— Start of SOURCE RECORDS —

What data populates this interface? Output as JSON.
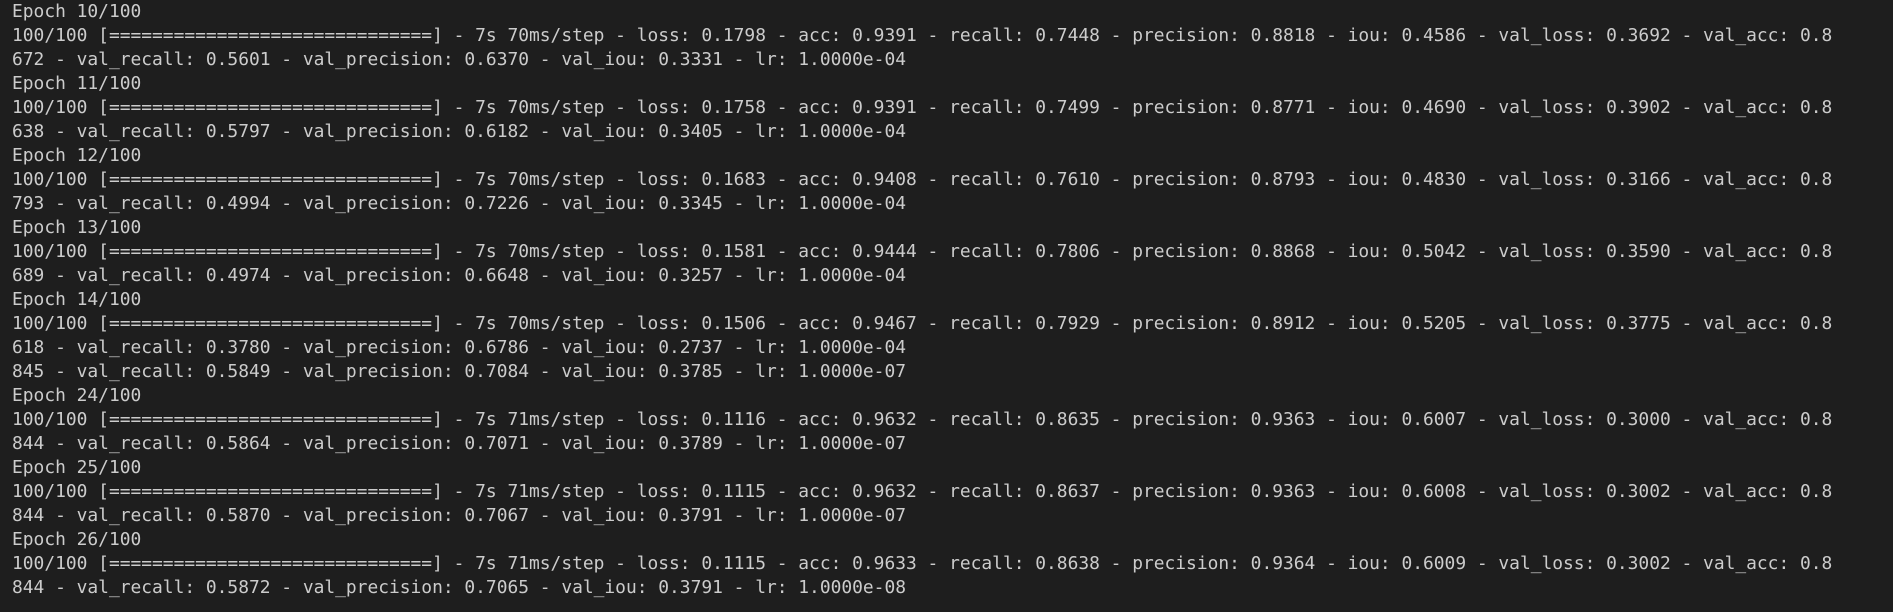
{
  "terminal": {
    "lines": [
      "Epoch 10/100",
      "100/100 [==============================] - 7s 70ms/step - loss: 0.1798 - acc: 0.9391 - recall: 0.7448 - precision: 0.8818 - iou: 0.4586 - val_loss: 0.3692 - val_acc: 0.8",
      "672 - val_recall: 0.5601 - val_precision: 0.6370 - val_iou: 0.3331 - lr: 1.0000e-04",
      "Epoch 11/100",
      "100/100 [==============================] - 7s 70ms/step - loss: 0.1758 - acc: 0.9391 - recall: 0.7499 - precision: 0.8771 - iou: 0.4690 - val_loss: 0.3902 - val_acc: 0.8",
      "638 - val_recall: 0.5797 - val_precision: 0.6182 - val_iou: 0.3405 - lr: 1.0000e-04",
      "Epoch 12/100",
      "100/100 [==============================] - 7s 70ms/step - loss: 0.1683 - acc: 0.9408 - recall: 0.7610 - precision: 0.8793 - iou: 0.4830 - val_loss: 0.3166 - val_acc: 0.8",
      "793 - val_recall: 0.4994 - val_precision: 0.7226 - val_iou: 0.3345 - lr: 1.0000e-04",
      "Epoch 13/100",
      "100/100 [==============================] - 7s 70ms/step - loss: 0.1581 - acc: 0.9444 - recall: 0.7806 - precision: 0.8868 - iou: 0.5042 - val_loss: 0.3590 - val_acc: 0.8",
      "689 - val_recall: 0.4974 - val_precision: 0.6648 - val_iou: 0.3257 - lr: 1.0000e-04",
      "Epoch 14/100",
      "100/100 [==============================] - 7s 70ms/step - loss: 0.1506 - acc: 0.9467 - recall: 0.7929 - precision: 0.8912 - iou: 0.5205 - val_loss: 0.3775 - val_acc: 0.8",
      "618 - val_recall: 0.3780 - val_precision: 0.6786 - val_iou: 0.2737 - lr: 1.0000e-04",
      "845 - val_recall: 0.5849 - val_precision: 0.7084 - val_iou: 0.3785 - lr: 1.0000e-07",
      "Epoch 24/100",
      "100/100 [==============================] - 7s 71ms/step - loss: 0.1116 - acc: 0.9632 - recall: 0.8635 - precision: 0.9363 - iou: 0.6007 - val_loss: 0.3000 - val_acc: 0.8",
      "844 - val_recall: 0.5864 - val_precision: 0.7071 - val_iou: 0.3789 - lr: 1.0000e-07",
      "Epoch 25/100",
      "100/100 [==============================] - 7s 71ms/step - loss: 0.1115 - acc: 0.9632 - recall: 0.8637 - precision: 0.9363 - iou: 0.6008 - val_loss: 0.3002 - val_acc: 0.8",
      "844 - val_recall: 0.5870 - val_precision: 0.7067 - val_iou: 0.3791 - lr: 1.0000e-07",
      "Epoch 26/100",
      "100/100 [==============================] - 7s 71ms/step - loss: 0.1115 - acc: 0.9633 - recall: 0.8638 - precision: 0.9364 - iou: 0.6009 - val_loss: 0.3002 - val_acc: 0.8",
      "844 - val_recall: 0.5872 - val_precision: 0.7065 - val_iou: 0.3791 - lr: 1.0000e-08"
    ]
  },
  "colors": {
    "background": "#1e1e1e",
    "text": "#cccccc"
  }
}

— End of SOURCE RECORDS —

**EXERCISE:** Copy out every line where the word "Epoch" occurs.

**FINAL RESULT:**
      "Epoch 10/100",
      "Epoch 11/100",
      "Epoch 12/100",
      "Epoch 13/100",
      "Epoch 14/100",
      "Epoch 24/100",
      "Epoch 25/100",
      "Epoch 26/100",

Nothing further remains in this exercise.